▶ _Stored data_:
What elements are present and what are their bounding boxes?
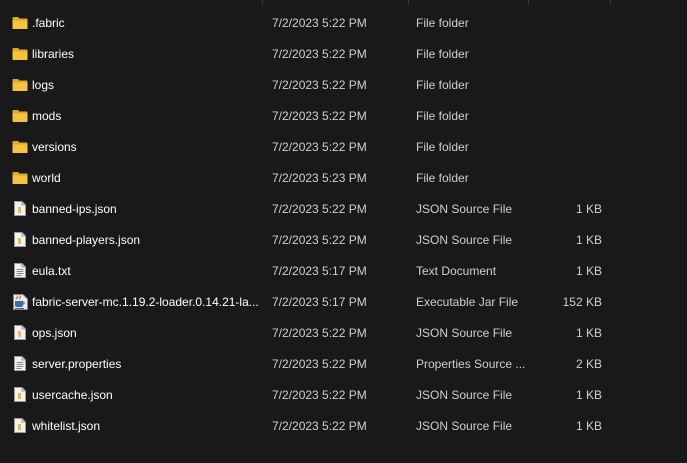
file-row[interactable]: fabric-server-mc.1.19.2-loader.0.14.21-l… — [0, 286, 687, 317]
file-size: 1 KB — [575, 418, 602, 433]
file-type: File folder — [416, 46, 469, 61]
file-row[interactable]: libraries 7/2/2023 5:22 PM File folder — [0, 38, 687, 69]
file-name: ops.json — [32, 325, 77, 340]
file-date-modified: 7/2/2023 5:22 PM — [272, 418, 367, 433]
file-size: 1 KB — [575, 325, 602, 340]
folder-icon — [12, 15, 28, 31]
file-date-modified: 7/2/2023 5:22 PM — [272, 108, 367, 123]
file-size: 1 KB — [575, 263, 602, 278]
file-type: Text Document — [416, 263, 497, 278]
json-file-icon — [12, 418, 28, 434]
file-row[interactable]: whitelist.json 7/2/2023 5:22 PM JSON Sourc… — [0, 410, 687, 441]
file-date-modified: 7/2/2023 5:22 PM — [272, 46, 367, 61]
file-date-modified: 7/2/2023 5:17 PM — [272, 294, 367, 309]
file-size: 152 KB — [562, 294, 602, 309]
file-row[interactable]: world 7/2/2023 5:23 PM File folder — [0, 162, 687, 193]
file-type: File folder — [416, 77, 469, 92]
file-row[interactable]: logs 7/2/2023 5:22 PM File folder — [0, 69, 687, 100]
file-date-modified: 7/2/2023 5:22 PM — [272, 325, 367, 340]
file-date-modified: 7/2/2023 5:23 PM — [272, 170, 367, 185]
file-name: world — [32, 170, 61, 185]
file-row[interactable]: banned-players.json 7/2/2023 5:22 PM JSON … — [0, 224, 687, 255]
file-date-modified: 7/2/2023 5:22 PM — [272, 387, 367, 402]
folder-icon — [12, 108, 28, 124]
file-row[interactable]: server.properties 7/2/2023 5:22 PM Propert… — [0, 348, 687, 379]
file-type: JSON Source File — [416, 201, 513, 216]
folder-icon — [12, 46, 28, 62]
text-file-icon — [12, 263, 28, 279]
jar-file-icon — [12, 293, 28, 310]
file-date-modified: 7/2/2023 5:17 PM — [272, 263, 367, 278]
file-row[interactable]: mods 7/2/2023 5:22 PM File folder — [0, 100, 687, 131]
file-type: File folder — [416, 15, 469, 30]
file-list: .fabric 7/2/2023 5:22 PM File folder librar… — [0, 7, 687, 441]
file-type: Executable Jar File — [416, 294, 519, 309]
file-name: .fabric — [32, 15, 65, 30]
file-row[interactable]: ops.json 7/2/2023 5:22 PM JSON Source File… — [0, 317, 687, 348]
file-name: usercache.json — [32, 387, 113, 402]
json-file-icon — [12, 387, 28, 403]
column-divider[interactable] — [408, 0, 409, 4]
file-size: 1 KB — [575, 232, 602, 247]
file-date-modified: 7/2/2023 5:22 PM — [272, 232, 367, 247]
file-date-modified: 7/2/2023 5:22 PM — [272, 139, 367, 154]
file-date-modified: 7/2/2023 5:22 PM — [272, 77, 367, 92]
file-name: libraries — [32, 46, 75, 61]
column-divider[interactable] — [610, 0, 611, 4]
file-type: JSON Source File — [416, 418, 513, 433]
file-name: server.properties — [32, 356, 122, 371]
file-type: File folder — [416, 139, 469, 154]
json-file-icon — [12, 232, 28, 248]
text-file-icon — [12, 356, 28, 372]
json-file-icon — [12, 201, 28, 217]
file-date-modified: 7/2/2023 5:22 PM — [272, 15, 367, 30]
file-size: 2 KB — [575, 356, 602, 371]
file-name: mods — [32, 108, 62, 123]
file-row[interactable]: versions 7/2/2023 5:22 PM File folder — [0, 131, 687, 162]
folder-icon — [12, 139, 28, 155]
file-type: File folder — [416, 170, 469, 185]
file-name: banned-ips.json — [32, 201, 117, 216]
file-size: 1 KB — [575, 387, 602, 402]
file-type: File folder — [416, 108, 469, 123]
file-size: 1 KB — [575, 201, 602, 216]
file-type: JSON Source File — [416, 325, 513, 340]
column-divider[interactable] — [528, 0, 529, 4]
file-row[interactable]: eula.txt 7/2/2023 5:17 PM Text Document 1 K… — [0, 255, 687, 286]
file-type: JSON Source File — [416, 387, 513, 402]
file-row[interactable]: .fabric 7/2/2023 5:22 PM File folder — [0, 7, 687, 38]
file-date-modified: 7/2/2023 5:22 PM — [272, 356, 367, 371]
file-row[interactable]: usercache.json 7/2/2023 5:22 PM JSON Sourc… — [0, 379, 687, 410]
file-name: eula.txt — [32, 263, 71, 278]
file-type: Properties Source ... — [416, 356, 526, 371]
file-date-modified: 7/2/2023 5:22 PM — [272, 201, 367, 216]
file-type: JSON Source File — [416, 232, 513, 247]
file-row[interactable]: banned-ips.json 7/2/2023 5:22 PM JSON Sour… — [0, 193, 687, 224]
file-name: fabric-server-mc.1.19.2-loader.0.14.21-l… — [32, 294, 259, 309]
file-name: whitelist.json — [32, 418, 101, 433]
folder-icon — [12, 170, 28, 186]
file-name: banned-players.json — [32, 232, 141, 247]
file-name: versions — [32, 139, 77, 154]
column-divider[interactable] — [262, 0, 263, 4]
file-name: logs — [32, 77, 55, 92]
folder-icon — [12, 77, 28, 93]
json-file-icon — [12, 325, 28, 341]
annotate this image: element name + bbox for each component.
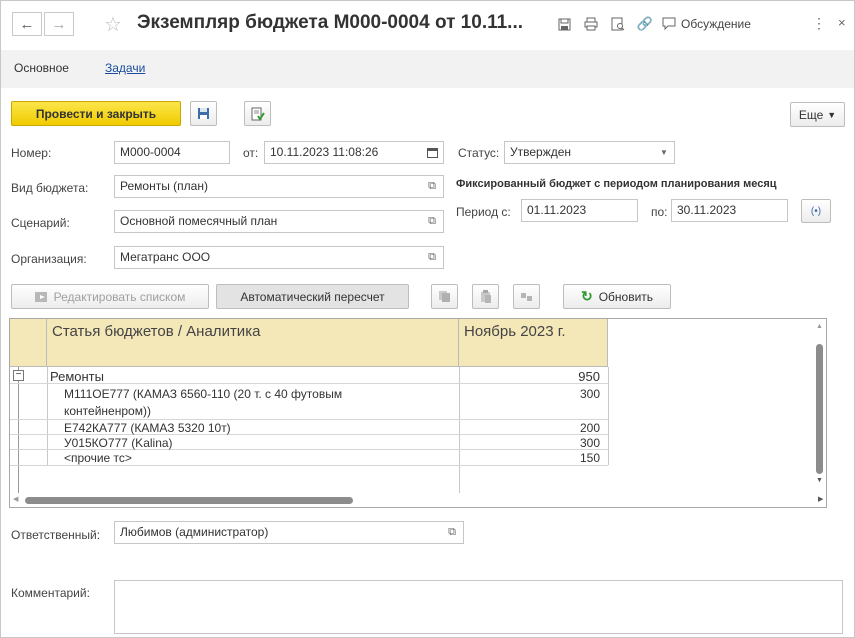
comment-textarea[interactable] xyxy=(114,580,843,634)
horizontal-scrollbar-thumb[interactable] xyxy=(25,497,353,504)
scroll-left-icon[interactable]: ◀ xyxy=(13,495,18,503)
grid-header-spacer xyxy=(10,319,47,367)
more-actions-icon[interactable]: ⋮ xyxy=(812,15,826,32)
paste-icon xyxy=(481,290,491,303)
collapse-icon[interactable]: − xyxy=(13,370,24,381)
date-field[interactable]: 10.11.2023 11:08:26 xyxy=(264,141,444,164)
grid-row-label[interactable]: <прочие тс> xyxy=(64,451,132,465)
fill-button[interactable] xyxy=(513,284,540,309)
more-button-label: Еще xyxy=(798,107,824,122)
print-icon[interactable] xyxy=(582,15,600,33)
chevron-down-icon: ▼ xyxy=(827,109,837,120)
row-separator xyxy=(10,465,608,466)
refresh-label: Обновить xyxy=(598,289,654,304)
close-icon[interactable]: × xyxy=(838,15,846,30)
organization-label: Организация: xyxy=(11,252,87,266)
open-form-icon[interactable]: ⧉ xyxy=(442,521,462,544)
budget-type-field[interactable]: Ремонты (план) xyxy=(114,175,444,198)
period-to-field[interactable]: 30.11.2023 xyxy=(671,199,788,222)
budget-type-label: Вид бюджета: xyxy=(11,181,89,195)
edit-as-list-label: Редактировать списком xyxy=(53,289,186,304)
grid-row-value[interactable]: 950 xyxy=(462,369,600,384)
period-icon: (•) xyxy=(810,205,822,217)
copy-button[interactable] xyxy=(431,284,458,309)
post-button[interactable] xyxy=(244,101,271,126)
save-disk-icon xyxy=(198,108,209,119)
period-from-label: Период с: xyxy=(456,205,511,219)
discussion-icon[interactable] xyxy=(660,15,678,33)
post-and-close-button[interactable]: Провести и закрыть xyxy=(11,101,181,126)
paste-button[interactable] xyxy=(472,284,499,309)
arrow-left-icon: ← xyxy=(19,15,35,33)
edit-as-list-button[interactable]: Редактировать списком xyxy=(11,284,209,309)
scroll-up-icon[interactable]: ▲ xyxy=(816,323,823,330)
back-button[interactable]: ← xyxy=(12,12,42,36)
grid-row-label[interactable]: У015КО777 (Kalina) xyxy=(64,436,173,450)
link-icon[interactable]: 🔗 xyxy=(636,15,654,33)
grid-row-label[interactable]: М111ОЕ777 (КАМАЗ 6560-110 (20 т. с 40 фу… xyxy=(64,387,342,401)
grid-header-november[interactable]: Ноябрь 2023 г. xyxy=(459,319,608,367)
grid-col-divider xyxy=(459,367,460,493)
status-select[interactable]: Утвержден xyxy=(504,141,675,164)
preview-icon[interactable] xyxy=(609,15,627,33)
period-from-field[interactable]: 01.11.2023 xyxy=(521,199,638,222)
window-title: Экземпляр бюджета М000-0004 от 10.11... xyxy=(137,12,524,33)
responsible-field[interactable]: Любимов (администратор) xyxy=(114,521,464,544)
copy-icon xyxy=(439,291,450,302)
responsible-label: Ответственный: xyxy=(11,528,101,542)
save-button[interactable] xyxy=(190,101,217,126)
vertical-scrollbar-thumb[interactable] xyxy=(816,344,823,474)
tab-tasks[interactable]: Задачи xyxy=(105,61,145,75)
favorite-star-icon[interactable]: ☆ xyxy=(104,12,122,37)
save-disk-icon[interactable] xyxy=(555,15,573,33)
period-to-label: по: xyxy=(651,205,668,219)
tab-main[interactable]: Основное xyxy=(14,61,69,75)
open-form-icon[interactable]: ⧉ xyxy=(422,246,442,269)
row-separator xyxy=(10,419,608,420)
grid-col-divider xyxy=(608,367,609,465)
grid-row-value[interactable]: 300 xyxy=(462,387,600,401)
chevron-down-icon[interactable]: ▼ xyxy=(654,141,674,164)
discussion-label[interactable]: Обсуждение xyxy=(681,17,751,31)
arrow-right-icon: → xyxy=(51,15,67,33)
grid-row-label[interactable]: Ремонты xyxy=(50,369,104,384)
refresh-icon: ↻ xyxy=(580,288,593,304)
open-form-icon[interactable]: ⧉ xyxy=(422,175,442,198)
grid-row-value[interactable]: 300 xyxy=(462,436,600,450)
number-field[interactable]: М000-0004 xyxy=(114,141,230,164)
scenario-field[interactable]: Основной помесячный план xyxy=(114,210,444,233)
grid-row-value[interactable]: 200 xyxy=(462,421,600,435)
grid-row-value[interactable]: 150 xyxy=(462,451,600,465)
period-select-button[interactable]: (•) xyxy=(801,199,831,223)
grid-header-article[interactable]: Статья бюджетов / Аналитика xyxy=(47,319,459,367)
grid-row-label[interactable]: Е742КА777 (КАМАЗ 5320 10т) xyxy=(64,421,231,435)
scenario-label: Сценарий: xyxy=(11,216,70,230)
organization-field[interactable]: Мегатранс ООО xyxy=(114,246,444,269)
date-from-label: от: xyxy=(243,146,259,160)
scroll-right-icon[interactable]: ▶ xyxy=(818,495,823,503)
grid-col-divider xyxy=(47,367,48,465)
more-button[interactable]: Еще ▼ xyxy=(790,102,845,127)
refresh-button[interactable]: ↻ Обновить xyxy=(563,284,671,309)
open-form-icon[interactable]: ⧉ xyxy=(422,210,442,233)
auto-recalc-toggle[interactable]: Автоматический пересчет xyxy=(216,284,409,309)
scroll-down-icon[interactable]: ▼ xyxy=(816,477,823,484)
edit-list-icon xyxy=(34,291,47,302)
tree-line xyxy=(18,367,19,493)
budget-grid[interactable]: Статья бюджетов / Аналитика Ноябрь 2023 … xyxy=(9,318,827,508)
number-label: Номер: xyxy=(11,146,52,160)
comment-label: Комментарий: xyxy=(11,586,90,600)
forward-button[interactable]: → xyxy=(44,12,74,36)
fill-cells-icon xyxy=(521,293,532,301)
post-document-icon xyxy=(251,107,265,121)
calendar-icon[interactable] xyxy=(422,141,442,164)
grid-row-label-continued: контейненром)) xyxy=(64,404,151,418)
status-label: Статус: xyxy=(458,146,500,160)
fixed-budget-note: Фиксированный бюджет с периодом планиров… xyxy=(456,178,777,190)
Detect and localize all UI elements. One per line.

▶ _The request_:
Please copy out the lines from the one containing "286, 687, 317]" through the one containing "folder-icon — [12, 46, 28, 62]", inclusive, replacing "File folder" with "Directory" and changing nothing else.

▶ _Response for this exercise_:
file-row[interactable]: fabric-server-mc.1.19.2-loader.0.14.21-l… — [0, 286, 687, 317]
file-size: 1 KB — [575, 418, 602, 433]
file-type: Directory — [416, 46, 469, 61]
file-row[interactable]: libraries 7/2/2023 5:22 PM Directory — [0, 38, 687, 69]
file-name: ops.json — [32, 325, 77, 340]
file-date-modified: 7/2/2023 5:22 PM — [272, 418, 367, 433]
file-size: 1 KB — [575, 325, 602, 340]
folder-icon — [12, 15, 28, 31]
file-date-modified: 7/2/2023 5:22 PM — [272, 108, 367, 123]
file-size: 1 KB — [575, 263, 602, 278]
file-type: Text Document — [416, 263, 497, 278]
json-file-icon — [12, 418, 28, 434]
file-row[interactable]: whitelist.json 7/2/2023 5:22 PM JSON Sourc… — [0, 410, 687, 441]
file-date-modified: 7/2/2023 5:22 PM — [272, 46, 367, 61]
file-date-modified: 7/2/2023 5:17 PM — [272, 294, 367, 309]
file-size: 152 KB — [562, 294, 602, 309]
file-row[interactable]: world 7/2/2023 5:23 PM Directory — [0, 162, 687, 193]
file-type: Directory — [416, 77, 469, 92]
file-row[interactable]: logs 7/2/2023 5:22 PM Directory — [0, 69, 687, 100]
file-date-modified: 7/2/2023 5:22 PM — [272, 325, 367, 340]
file-date-modified: 7/2/2023 5:23 PM — [272, 170, 367, 185]
file-name: world — [32, 170, 61, 185]
file-row[interactable]: banned-players.json 7/2/2023 5:22 PM JSON … — [0, 224, 687, 255]
file-date-modified: 7/2/2023 5:22 PM — [272, 387, 367, 402]
folder-icon — [12, 108, 28, 124]
file-row[interactable]: server.properties 7/2/2023 5:22 PM Propert… — [0, 348, 687, 379]
file-type: JSON Source File — [416, 201, 513, 216]
folder-icon — [12, 46, 28, 62]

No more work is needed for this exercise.